### CHALLENGE
In the entries below, count each line holding the word "налогу". Answer with the total alone.

## start SUPPLIED MATERIAL

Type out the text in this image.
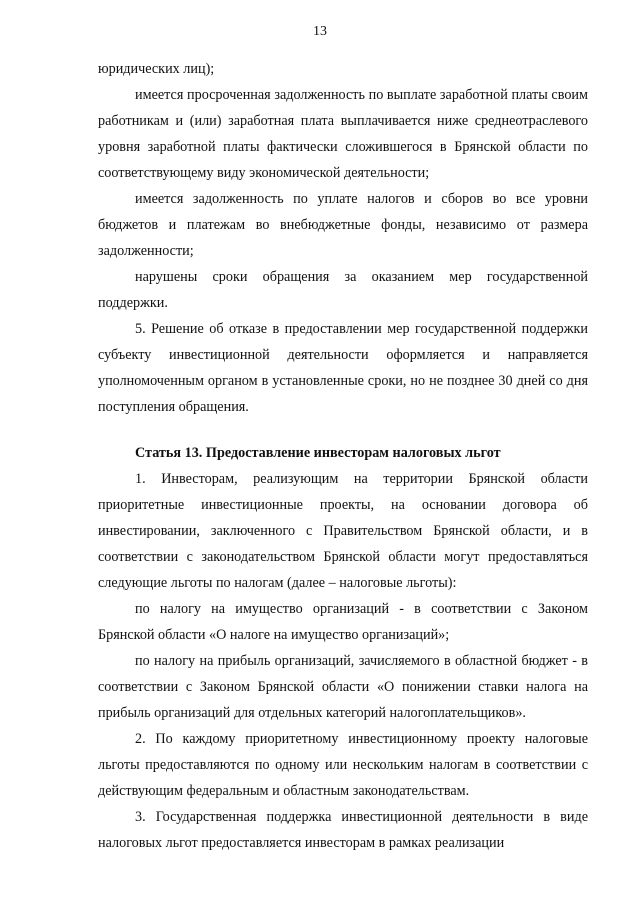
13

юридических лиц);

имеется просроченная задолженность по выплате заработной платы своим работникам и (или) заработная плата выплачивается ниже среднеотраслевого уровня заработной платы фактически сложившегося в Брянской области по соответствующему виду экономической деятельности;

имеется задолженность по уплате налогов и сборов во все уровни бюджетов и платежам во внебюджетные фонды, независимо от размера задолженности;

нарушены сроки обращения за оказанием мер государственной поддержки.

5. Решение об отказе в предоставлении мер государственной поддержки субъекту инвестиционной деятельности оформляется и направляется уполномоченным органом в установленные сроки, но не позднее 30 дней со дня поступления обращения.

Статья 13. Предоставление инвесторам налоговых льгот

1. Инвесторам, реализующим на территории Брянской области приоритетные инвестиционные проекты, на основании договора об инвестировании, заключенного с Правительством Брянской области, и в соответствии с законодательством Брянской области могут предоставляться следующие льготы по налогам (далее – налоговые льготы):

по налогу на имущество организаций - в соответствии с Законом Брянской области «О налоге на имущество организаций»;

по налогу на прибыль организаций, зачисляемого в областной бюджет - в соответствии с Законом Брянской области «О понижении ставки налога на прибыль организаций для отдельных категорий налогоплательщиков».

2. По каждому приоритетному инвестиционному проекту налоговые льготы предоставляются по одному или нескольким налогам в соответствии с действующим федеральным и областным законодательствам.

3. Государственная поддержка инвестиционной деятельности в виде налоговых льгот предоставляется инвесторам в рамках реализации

## end SUPPLIED MATERIAL

### EXERCISE RESPONSE
2